● **Instructions to follow**: Across all the lines below, how many contain the string "creator"? Please reply with the number only.

● **Data shown**:
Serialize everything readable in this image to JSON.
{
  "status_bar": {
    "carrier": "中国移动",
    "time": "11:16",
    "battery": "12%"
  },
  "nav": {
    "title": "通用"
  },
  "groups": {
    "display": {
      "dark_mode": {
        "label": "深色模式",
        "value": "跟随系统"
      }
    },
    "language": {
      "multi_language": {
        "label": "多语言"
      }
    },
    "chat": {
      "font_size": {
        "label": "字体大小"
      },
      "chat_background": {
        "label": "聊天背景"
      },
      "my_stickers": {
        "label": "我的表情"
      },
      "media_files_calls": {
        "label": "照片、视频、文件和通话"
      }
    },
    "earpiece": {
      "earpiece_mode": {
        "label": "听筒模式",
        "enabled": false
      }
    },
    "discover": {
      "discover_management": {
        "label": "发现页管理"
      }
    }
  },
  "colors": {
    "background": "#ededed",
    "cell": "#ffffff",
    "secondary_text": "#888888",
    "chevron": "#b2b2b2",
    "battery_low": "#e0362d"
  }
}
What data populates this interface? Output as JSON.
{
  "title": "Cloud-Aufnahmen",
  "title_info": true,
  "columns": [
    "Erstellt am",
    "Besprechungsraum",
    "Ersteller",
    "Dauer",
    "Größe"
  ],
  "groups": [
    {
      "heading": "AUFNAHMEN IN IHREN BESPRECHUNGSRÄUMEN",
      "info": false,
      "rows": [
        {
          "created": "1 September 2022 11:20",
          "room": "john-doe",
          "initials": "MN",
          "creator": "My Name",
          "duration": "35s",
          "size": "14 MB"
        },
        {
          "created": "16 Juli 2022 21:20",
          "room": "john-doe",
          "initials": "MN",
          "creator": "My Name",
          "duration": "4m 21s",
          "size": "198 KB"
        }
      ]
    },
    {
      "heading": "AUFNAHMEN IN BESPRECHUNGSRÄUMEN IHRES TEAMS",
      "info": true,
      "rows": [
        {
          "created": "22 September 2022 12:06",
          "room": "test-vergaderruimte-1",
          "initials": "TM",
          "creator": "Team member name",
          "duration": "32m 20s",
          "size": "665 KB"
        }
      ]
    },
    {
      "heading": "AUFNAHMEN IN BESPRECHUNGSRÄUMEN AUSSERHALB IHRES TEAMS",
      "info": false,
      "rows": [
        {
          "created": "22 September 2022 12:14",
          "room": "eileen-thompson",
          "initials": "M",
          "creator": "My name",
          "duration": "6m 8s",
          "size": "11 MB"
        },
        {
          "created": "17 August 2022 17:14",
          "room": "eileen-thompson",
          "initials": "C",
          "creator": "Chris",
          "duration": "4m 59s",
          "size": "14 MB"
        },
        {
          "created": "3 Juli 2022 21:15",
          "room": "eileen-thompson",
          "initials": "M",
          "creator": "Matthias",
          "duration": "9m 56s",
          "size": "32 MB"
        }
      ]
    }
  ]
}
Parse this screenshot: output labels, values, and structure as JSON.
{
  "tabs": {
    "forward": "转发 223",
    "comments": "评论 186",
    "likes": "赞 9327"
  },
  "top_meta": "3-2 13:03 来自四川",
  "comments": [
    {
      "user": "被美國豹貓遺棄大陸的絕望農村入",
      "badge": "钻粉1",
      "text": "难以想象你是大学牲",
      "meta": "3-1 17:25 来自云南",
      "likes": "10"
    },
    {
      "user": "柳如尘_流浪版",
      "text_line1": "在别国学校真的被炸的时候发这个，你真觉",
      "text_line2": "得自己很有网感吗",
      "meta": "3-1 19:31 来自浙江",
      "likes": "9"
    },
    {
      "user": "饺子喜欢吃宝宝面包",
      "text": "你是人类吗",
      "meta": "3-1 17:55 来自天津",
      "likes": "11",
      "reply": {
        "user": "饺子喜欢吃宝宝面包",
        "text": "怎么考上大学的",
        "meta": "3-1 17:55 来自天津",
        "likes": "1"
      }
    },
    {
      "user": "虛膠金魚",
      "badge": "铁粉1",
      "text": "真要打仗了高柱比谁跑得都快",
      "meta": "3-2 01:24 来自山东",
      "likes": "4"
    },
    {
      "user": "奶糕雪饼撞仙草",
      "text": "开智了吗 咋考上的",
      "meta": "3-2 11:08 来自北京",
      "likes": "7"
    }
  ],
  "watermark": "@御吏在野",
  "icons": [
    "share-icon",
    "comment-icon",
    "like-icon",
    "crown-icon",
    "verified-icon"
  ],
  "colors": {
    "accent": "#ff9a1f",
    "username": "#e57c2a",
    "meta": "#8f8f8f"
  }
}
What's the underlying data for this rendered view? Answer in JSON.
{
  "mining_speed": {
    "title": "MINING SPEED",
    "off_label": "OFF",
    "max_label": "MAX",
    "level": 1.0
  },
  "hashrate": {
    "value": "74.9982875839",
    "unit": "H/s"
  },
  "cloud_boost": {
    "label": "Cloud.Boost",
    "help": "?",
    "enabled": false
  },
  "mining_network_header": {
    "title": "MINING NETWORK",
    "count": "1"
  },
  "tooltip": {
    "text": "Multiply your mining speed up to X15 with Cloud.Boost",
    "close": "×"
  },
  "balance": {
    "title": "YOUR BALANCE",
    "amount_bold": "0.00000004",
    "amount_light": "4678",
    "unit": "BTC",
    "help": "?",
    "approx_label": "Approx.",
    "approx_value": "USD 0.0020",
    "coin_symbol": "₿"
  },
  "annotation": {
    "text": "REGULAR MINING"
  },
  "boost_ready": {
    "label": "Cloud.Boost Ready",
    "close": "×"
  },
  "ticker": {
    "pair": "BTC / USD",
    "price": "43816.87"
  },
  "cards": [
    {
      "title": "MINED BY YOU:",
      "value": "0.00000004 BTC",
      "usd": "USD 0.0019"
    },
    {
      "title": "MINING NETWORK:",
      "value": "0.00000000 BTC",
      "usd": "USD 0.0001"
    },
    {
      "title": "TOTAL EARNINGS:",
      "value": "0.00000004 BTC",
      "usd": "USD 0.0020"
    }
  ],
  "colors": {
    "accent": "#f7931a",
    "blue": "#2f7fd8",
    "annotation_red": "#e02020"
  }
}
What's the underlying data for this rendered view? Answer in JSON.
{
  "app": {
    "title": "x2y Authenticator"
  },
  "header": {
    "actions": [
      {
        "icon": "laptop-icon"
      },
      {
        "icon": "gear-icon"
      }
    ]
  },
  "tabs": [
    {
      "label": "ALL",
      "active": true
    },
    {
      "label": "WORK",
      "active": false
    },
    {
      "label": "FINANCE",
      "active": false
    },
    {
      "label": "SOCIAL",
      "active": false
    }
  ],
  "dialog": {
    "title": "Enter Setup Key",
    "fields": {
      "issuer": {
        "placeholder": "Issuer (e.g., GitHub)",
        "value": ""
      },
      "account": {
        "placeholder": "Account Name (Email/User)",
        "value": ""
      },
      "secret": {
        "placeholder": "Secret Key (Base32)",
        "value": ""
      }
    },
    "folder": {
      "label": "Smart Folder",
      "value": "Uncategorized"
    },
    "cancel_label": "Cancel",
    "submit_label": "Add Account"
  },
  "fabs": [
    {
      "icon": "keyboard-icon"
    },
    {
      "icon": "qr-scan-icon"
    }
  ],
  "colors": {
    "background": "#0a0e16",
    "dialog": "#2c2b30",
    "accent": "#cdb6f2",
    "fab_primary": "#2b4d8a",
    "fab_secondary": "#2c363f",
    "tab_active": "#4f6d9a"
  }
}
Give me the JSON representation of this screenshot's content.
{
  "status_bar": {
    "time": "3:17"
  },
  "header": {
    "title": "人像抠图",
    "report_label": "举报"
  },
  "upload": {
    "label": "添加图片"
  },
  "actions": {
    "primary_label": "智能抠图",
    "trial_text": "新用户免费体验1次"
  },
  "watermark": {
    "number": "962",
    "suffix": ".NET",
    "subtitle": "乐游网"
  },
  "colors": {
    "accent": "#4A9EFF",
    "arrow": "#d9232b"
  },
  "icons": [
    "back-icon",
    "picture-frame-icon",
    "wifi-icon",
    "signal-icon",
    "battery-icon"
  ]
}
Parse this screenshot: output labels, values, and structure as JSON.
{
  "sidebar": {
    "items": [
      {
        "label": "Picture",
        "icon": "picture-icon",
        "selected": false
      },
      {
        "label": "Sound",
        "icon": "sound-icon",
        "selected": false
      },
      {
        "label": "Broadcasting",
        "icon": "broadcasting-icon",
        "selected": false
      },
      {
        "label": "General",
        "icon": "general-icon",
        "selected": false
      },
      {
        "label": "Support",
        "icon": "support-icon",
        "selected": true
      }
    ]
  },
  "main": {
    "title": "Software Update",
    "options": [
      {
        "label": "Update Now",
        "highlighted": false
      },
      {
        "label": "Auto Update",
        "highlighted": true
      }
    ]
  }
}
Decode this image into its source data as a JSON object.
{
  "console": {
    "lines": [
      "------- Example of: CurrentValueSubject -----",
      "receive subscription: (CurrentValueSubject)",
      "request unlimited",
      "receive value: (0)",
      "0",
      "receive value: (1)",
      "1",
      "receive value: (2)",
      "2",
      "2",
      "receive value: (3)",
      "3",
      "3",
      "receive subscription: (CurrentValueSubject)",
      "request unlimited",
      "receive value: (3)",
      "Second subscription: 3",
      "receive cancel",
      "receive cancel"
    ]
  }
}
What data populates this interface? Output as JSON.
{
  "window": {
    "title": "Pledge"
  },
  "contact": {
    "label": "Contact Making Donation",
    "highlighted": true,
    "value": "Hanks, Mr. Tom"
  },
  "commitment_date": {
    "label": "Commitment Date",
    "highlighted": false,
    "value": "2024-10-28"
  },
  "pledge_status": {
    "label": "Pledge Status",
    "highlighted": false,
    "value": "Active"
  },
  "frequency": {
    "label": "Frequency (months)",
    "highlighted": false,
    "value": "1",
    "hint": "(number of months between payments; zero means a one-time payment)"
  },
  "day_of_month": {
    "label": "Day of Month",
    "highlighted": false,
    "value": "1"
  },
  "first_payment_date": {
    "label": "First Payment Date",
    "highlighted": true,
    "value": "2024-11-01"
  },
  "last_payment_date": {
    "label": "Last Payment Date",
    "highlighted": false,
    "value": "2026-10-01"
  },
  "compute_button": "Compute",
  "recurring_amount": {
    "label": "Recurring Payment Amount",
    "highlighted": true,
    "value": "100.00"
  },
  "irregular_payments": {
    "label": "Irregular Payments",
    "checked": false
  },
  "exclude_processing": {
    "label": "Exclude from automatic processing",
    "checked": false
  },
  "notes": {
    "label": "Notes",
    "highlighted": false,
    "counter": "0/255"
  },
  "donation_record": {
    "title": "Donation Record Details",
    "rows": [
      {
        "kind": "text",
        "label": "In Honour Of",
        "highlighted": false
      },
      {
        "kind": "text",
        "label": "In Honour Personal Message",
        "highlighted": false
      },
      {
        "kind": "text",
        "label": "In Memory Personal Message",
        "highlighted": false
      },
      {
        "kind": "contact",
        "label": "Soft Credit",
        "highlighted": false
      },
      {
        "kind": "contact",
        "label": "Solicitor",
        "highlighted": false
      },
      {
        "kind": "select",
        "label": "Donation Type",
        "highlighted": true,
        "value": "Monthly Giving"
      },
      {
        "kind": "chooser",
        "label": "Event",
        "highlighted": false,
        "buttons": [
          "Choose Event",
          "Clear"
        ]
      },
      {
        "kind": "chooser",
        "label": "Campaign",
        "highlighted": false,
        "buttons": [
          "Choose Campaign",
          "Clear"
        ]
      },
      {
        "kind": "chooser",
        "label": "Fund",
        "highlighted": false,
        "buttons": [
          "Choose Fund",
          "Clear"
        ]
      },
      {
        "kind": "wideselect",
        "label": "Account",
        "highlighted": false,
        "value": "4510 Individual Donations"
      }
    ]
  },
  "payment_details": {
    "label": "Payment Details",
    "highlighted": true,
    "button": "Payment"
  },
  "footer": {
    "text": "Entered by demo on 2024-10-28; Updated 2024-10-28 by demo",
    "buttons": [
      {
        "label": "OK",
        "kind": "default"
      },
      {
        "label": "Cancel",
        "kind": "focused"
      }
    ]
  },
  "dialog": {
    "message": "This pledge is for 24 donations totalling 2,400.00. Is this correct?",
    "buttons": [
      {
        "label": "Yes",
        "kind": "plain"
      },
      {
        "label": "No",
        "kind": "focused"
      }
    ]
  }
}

● **Answer for this exercise**: 6